_TASK_: Copy out each line of the material below that holds the string "creatures".

_SUPPLIED ENTRIES_:
[Begin]

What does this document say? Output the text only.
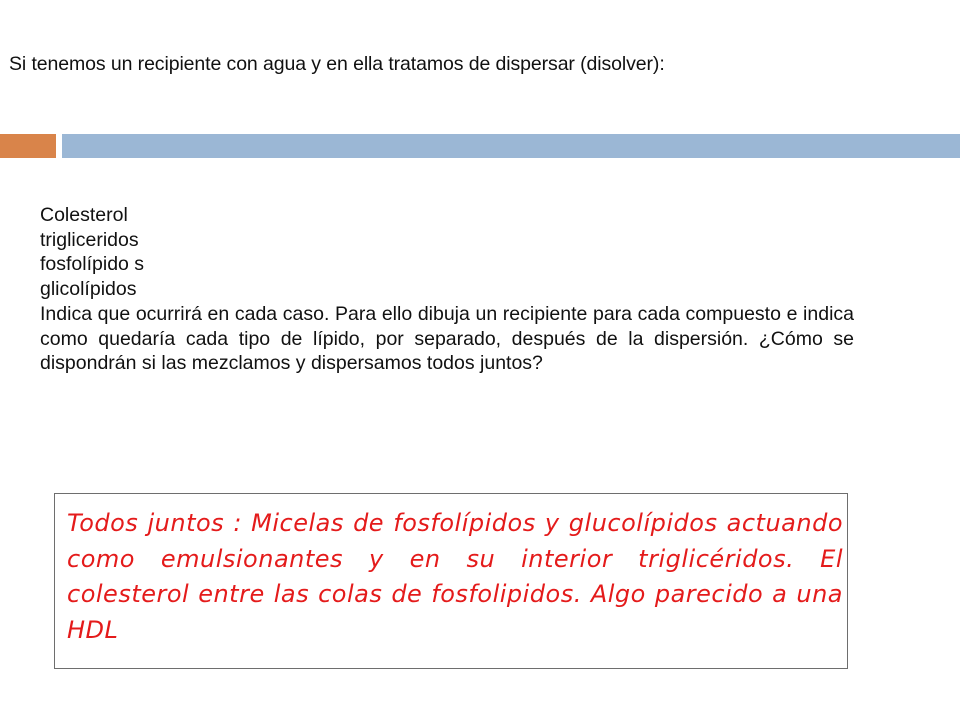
Si tenemos un recipiente con agua y en ella tratamos de dispersar (disolver):
Colesterol
trigliceridos
fosfolípido s
glicolípidos
Indica que ocurrirá en cada caso. Para ello dibuja un recipiente para cada compuesto e indica como quedaría cada tipo de lípido, por separado, después de la dispersión. ¿Cómo se dispondrán si las mezclamos y dispersamos todos juntos?
Todos juntos : Micelas de fosfolípidos y glucolípidos actuando como emulsionantes y en su interior triglicéridos. El colesterol entre las colas de fosfolipidos. Algo parecido a una HDL
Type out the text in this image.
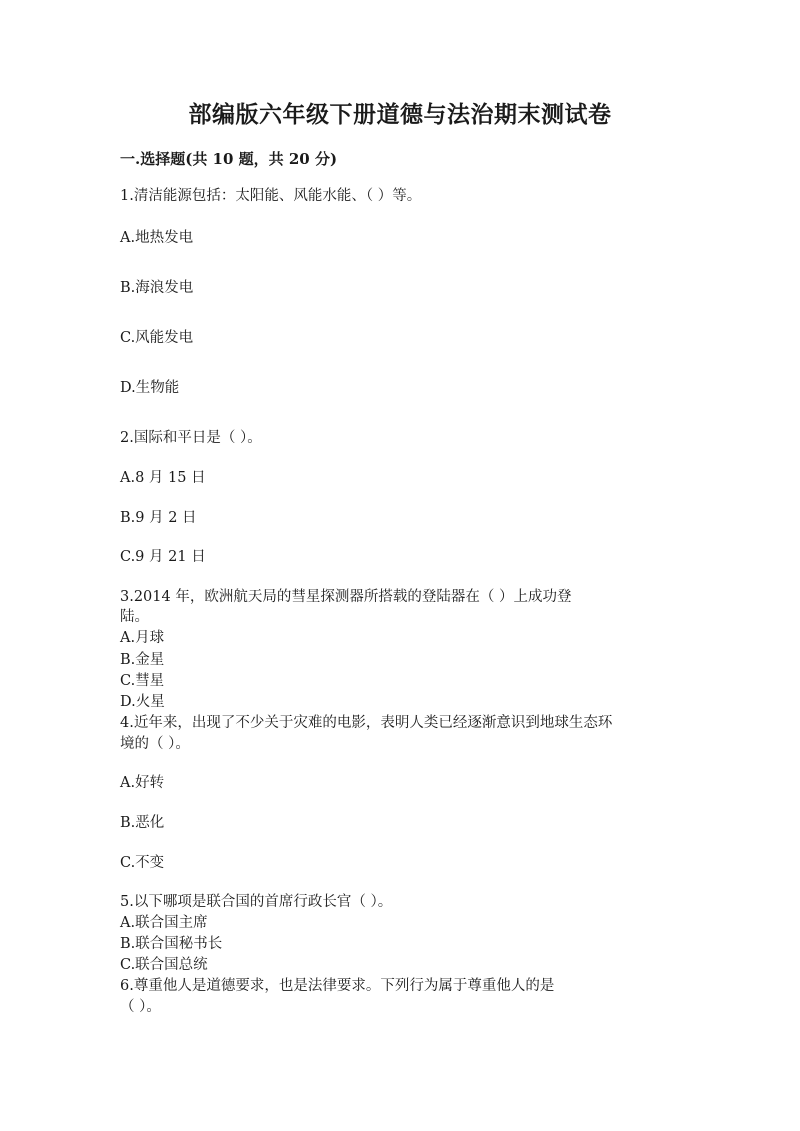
部编版六年级下册道德与法治期末测试卷
一.选择题(共 10 题，共 20 分)
1.清洁能源包括：太阳能、风能水能、（ ）等。
A.地热发电
B.海浪发电
C.风能发电
D.生物能
2.国际和平日是（ ）。
A.8 月 15 日
B.9 月 2 日
C.9 月 21 日
3.2014 年，欧洲航天局的彗星探测器所搭载的登陆器在（ ）上成功登
陆。
A.月球
B.金星
C.彗星
D.火星
4.近年来，出现了不少关于灾难的电影，表明人类已经逐渐意识到地球生态环
境的（ ）。
A.好转
B.恶化
C.不变
5.以下哪项是联合国的首席行政长官（ ）。
A.联合国主席
B.联合国秘书长
C.联合国总统
6.尊重他人是道德要求，也是法律要求。下列行为属于尊重他人的是
（ ）。
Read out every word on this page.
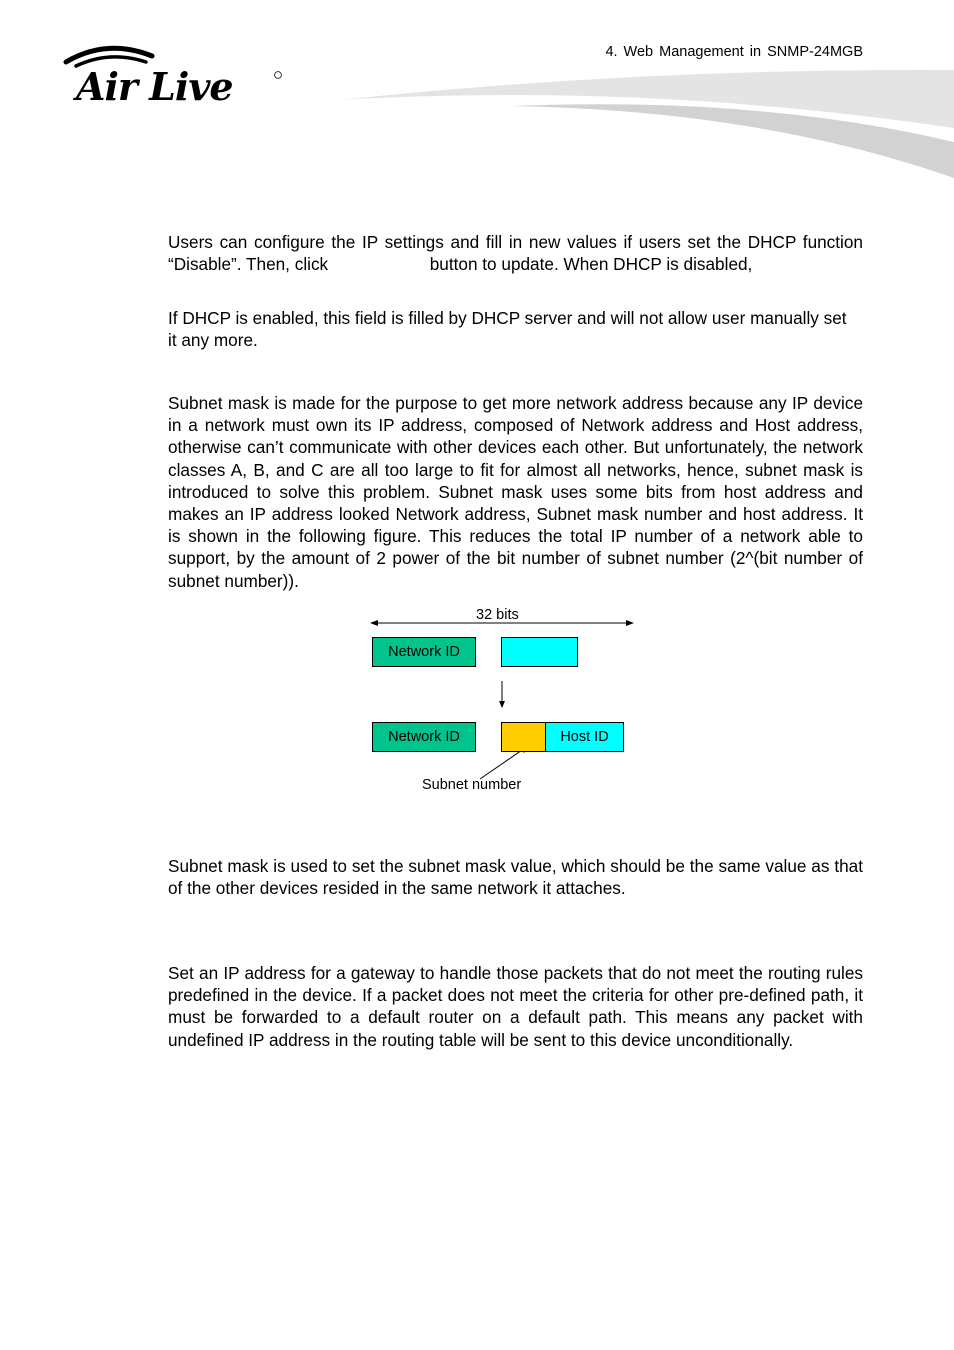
4. Web Management in SNMP-24MGB
Air Live

Users can configure the IP settings and fill in new values if users set the DHCP function “Disable”. Then, click	button to update. When DHCP is disabled,

If DHCP is enabled, this field is filled by DHCP server and will not allow user manually set it any more.

Subnet mask is made for the purpose to get more network address because any IP device in a network must own its IP address, composed of Network address and Host address, otherwise can’t communicate with other devices each other. But unfortunately, the network classes A, B, and C are all too large to fit for almost all networks, hence, subnet mask is introduced to solve this problem. Subnet mask uses some bits from host address and makes an IP address looked Network address, Subnet mask number and host address. It is shown in the following figure. This reduces the total IP number of a network able to support, by the amount of 2 power of the bit number of subnet number (2^(bit number of subnet number)).

32 bits
Network ID
Network ID	Host ID
Subnet number

Subnet mask is used to set the subnet mask value, which should be the same value as that of the other devices resided in the same network it attaches.

Set an IP address for a gateway to handle those packets that do not meet the routing rules predefined in the device. If a packet does not meet the criteria for other pre-defined path, it must be forwarded to a default router on a default path. This means any packet with undefined IP address in the routing table will be sent to this device unconditionally.
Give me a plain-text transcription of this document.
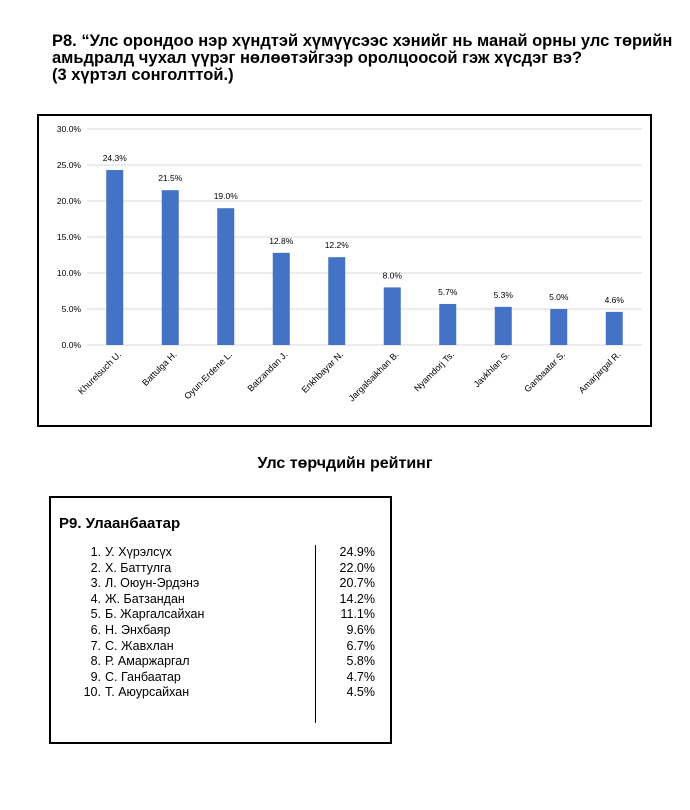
P8. “Улс орондоо нэр хүндтэй хүмүүсээс хэнийг нь манай орны улс төрийн
амьдралд чухал үүрэг нөлөөтэйгээр оролцоосой гэж хүсдэг вэ?
(3 хүртэл сонголттой.)
0.0%
5.0%
10.0%
15.0%
20.0%
25.0%
30.0%
24.3%
Khurelsuch U.
21.5%
Battulga H.
19.0%
Oyun-Erdene L.
12.8%
Batzandan J.
12.2%
Enkhbayar N.
8.0%
Jargalsaikhan B.
5.7%
Nyamdorj Ts.
5.3%
Javkhlan S.
5.0%
Ganbaatar S.
4.6%
Amarjargal R.
Улс төрчдийн рейтинг
P9. Улаанбаатар
1. У. Хүрэлсүх	24.9%
2. Х. Баттулга	22.0%
3. Л. Оюун-Эрдэнэ	20.7%
4. Ж. Батзандан	14.2%
5. Б. Жаргалсайхан	11.1%
6. Н. Энхбаяр	9.6%
7. С. Жавхлан	6.7%
8. Р. Амаржаргал	5.8%
9. С. Ганбаатар	4.7%
10. Т. Аюурсайхан	4.5%
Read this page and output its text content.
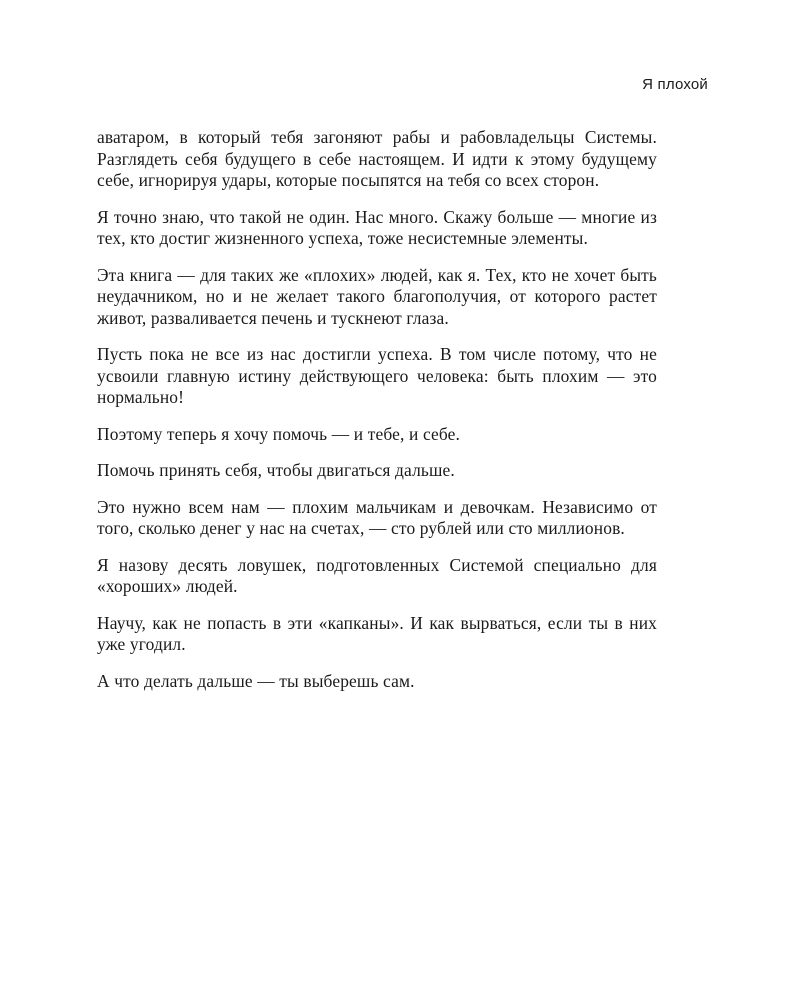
Я плохой

аватаром, в который тебя загоняют рабы и рабовладельцы Системы. Разглядеть себя будущего в себе настоящем. И идти к этому будущему себе, игнорируя удары, которые посыпятся на тебя со всех сторон.

Я точно знаю, что такой не один. Нас много. Скажу больше — многие из тех, кто достиг жизненного успеха, тоже несистемные элементы.

Эта книга — для таких же «плохих» людей, как я. Тех, кто не хочет быть неудачником, но и не желает такого благополучия, от которого растет живот, разваливается печень и тускнеют глаза.

Пусть пока не все из нас достигли успеха. В том числе потому, что не усвоили главную истину действующего человека: быть плохим — это нормально!

Поэтому теперь я хочу помочь — и тебе, и себе.

Помочь принять себя, чтобы двигаться дальше.

Это нужно всем нам — плохим мальчикам и девочкам. Независимо от того, сколько денег у нас на счетах, — сто рублей или сто миллионов.

Я назову десять ловушек, подготовленных Системой специально для «хороших» людей.

Научу, как не попасть в эти «капканы». И как вырваться, если ты в них уже угодил.

А что делать дальше — ты выберешь сам.
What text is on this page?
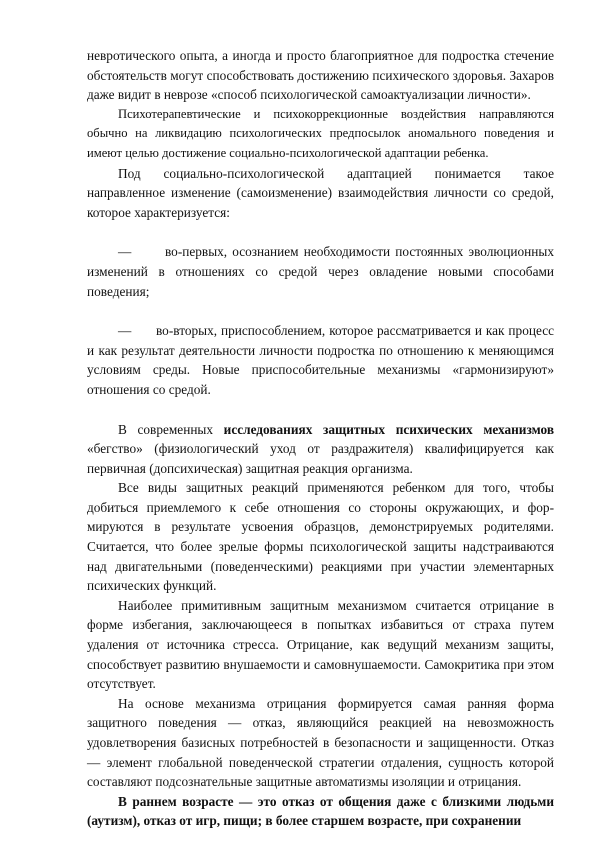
невротического опыта, а иногда и просто благоприятное для подростка стечение обстоятельств могут способствовать достижению психического здоровья. Захаров даже видит в неврозе «способ психологической самоактуализации личности».

Психотерапевтические и психокоррекционные воздействия направляются обычно на ликвидацию психологических предпосылок аномального поведения и имеют целью достижение социально-психологической адаптации ребенка.

Под социально-психологической адаптацией понимается такое направленное изменение (самоизменение) взаимодействия личности со средой, которое характеризуется:

—	во-первых, осознанием необходимости постоянных эволюционных изменений в отношениях со средой через овладение новыми способами поведения;

— во-вторых, приспособлением, которое рассматривается и как процесс и как результат деятельности личности подростка по отношению к меняющимся условиям среды. Новые приспособительные механизмы «гармонизируют» отношения со средой.

В современных исследованиях защитных психических механизмов «бегство» (физиологический уход от раздражителя) квалифицируется как первичная (допсихическая) защитная реакция организма.

Все виды защитных реакций применяются ребенком для того, чтобы добиться приемлемого к себе отношения со стороны окружающих, и фор-мируются в результате усвоения образцов, демонстрируемых родителями. Считается, что более зрелые формы психологической защиты надстраиваются над двигательными (поведенческими) реакциями при участии элементарных психических функций.

Наиболее примитивным защитным механизмом считается отрицание в форме избегания, заключающееся в попытках избавиться от страха путем удаления от источника стресса. Отрицание, как ведущий механизм защиты, способствует развитию внушаемости и самовнушаемости. Самокритика при этом отсутствует.

На основе механизма отрицания формируется самая ранняя форма защитного поведения — отказ, являющийся реакцией на невозможность удовлетворения базисных потребностей в безопасности и защищенности. Отказ — элемент глобальной поведенческой стратегии отдаления, сущность которой составляют подсознательные защитные автоматизмы изоляции и отрицания.

В раннем возрасте — это отказ от общения даже с близкими людьми (аутизм), отказ от игр, пищи; в более старшем возрасте, при сохранении
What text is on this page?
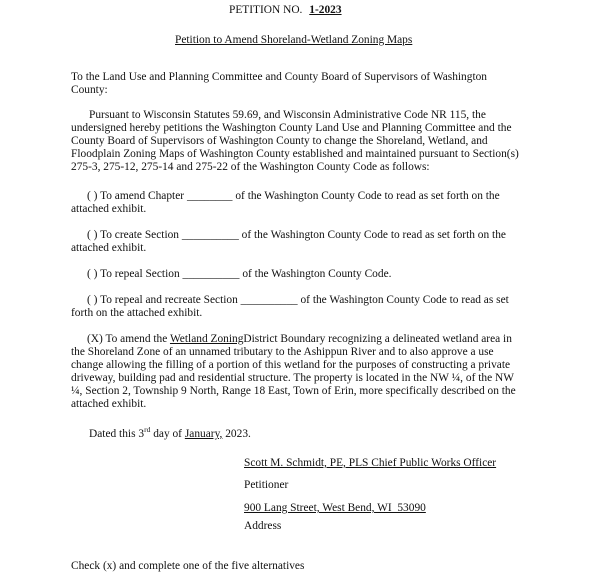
PETITION NO. 1-2023
Petition to Amend Shoreland-Wetland Zoning Maps

To the Land Use and Planning Committee and County Board of Supervisors of Washington County:

Pursuant to Wisconsin Statutes 59.69, and Wisconsin Administrative Code NR 115, the undersigned hereby petitions the Washington County Land Use and Planning Committee and the County Board of Supervisors of Washington County to change the Shoreland, Wetland, and Floodplain Zoning Maps of Washington County established and maintained pursuant to Section(s) 275-3, 275-12, 275-14 and 275-22 of the Washington County Code as follows:

( ) To amend Chapter ________ of the Washington County Code to read as set forth on the attached exhibit.

( ) To create Section __________ of the Washington County Code to read as set forth on the attached exhibit.

( ) To repeal Section __________ of the Washington County Code.

( ) To repeal and recreate Section __________ of the Washington County Code to read as set forth on the attached exhibit.

(X) To amend the Wetland ZoningDistrict Boundary recognizing a delineated wetland area in the Shoreland Zone of an unnamed tributary to the Ashippun River and to also approve a use change allowing the filling of a portion of this wetland for the purposes of constructing a private driveway, building pad and residential structure. The property is located in the NW ¼, of the NW ¼, Section 2, Township 9 North, Range 18 East, Town of Erin, more specifically described on the attached exhibit.

Dated this 3rd day of January, 2023.

Scott M. Schmidt, PE, PLS Chief Public Works Officer
Petitioner
900 Lang Street, West Bend, WI  53090
Address
Check (x) and complete one of the five alternatives
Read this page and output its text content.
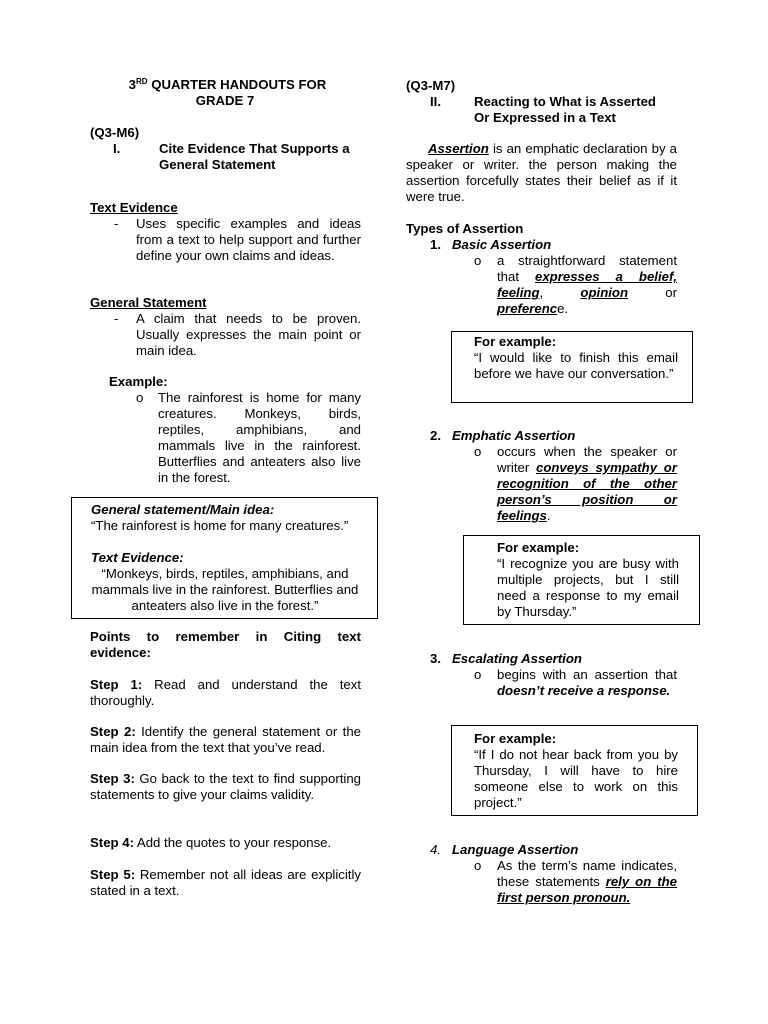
3RD QUARTER HANDOUTS FOR
GRADE 7
(Q3-M6)
I.	Cite Evidence That Supports a
General Statement
Text Evidence
- Uses specific examples and ideas from a text to help support and further define your own claims and ideas.
General Statement
- A claim that needs to be proven. Usually expresses the main point or main idea.
Example:
o The rainforest is home for many creatures. Monkeys, birds, reptiles, amphibians, and mammals live in the rainforest. Butterflies and anteaters also live in the forest.
General statement/Main idea:
“The rainforest is home for many creatures.”
Text Evidence:
“Monkeys, birds, reptiles, amphibians, and mammals live in the rainforest. Butterflies and anteaters also live in the forest.”
Points to remember in Citing text evidence:
Step 1: Read and understand the text thoroughly.
Step 2: Identify the general statement or the main idea from the text that you’ve read.
Step 3: Go back to the text to find supporting statements to give your claims validity.
Step 4: Add the quotes to your response.
Step 5: Remember not all ideas are explicitly stated in a text.
(Q3-M7)
II.	Reacting to What is Asserted
Or Expressed in a Text
Assertion is an emphatic declaration by a speaker or writer. the person making the assertion forcefully states their belief as if it were true.
Types of Assertion
1. Basic Assertion
o a straightforward statement that expresses a belief, feeling, opinion or preference.
For example:
“I would like to finish this email before we have our conversation.”
2. Emphatic Assertion
o occurs when the speaker or writer conveys sympathy or recognition of the other person’s position or feelings.
For example:
“I recognize you are busy with multiple projects, but I still need a response to my email by Thursday.”
3. Escalating Assertion
o begins with an assertion that doesn’t receive a response.
For example:
“If I do not hear back from you by Thursday, I will have to hire someone else to work on this project.”
4. Language Assertion
o As the term’s name indicates, these statements rely on the first person pronoun.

[End]

_REPLY TO THE EXERCISE_:
o The rainforest is home for many creatures. Monkeys, birds, reptiles, amphibians, and mammals live in the rainforest. Butterflies and anteaters also live in the forest.
“The rainforest is home for many creatures.”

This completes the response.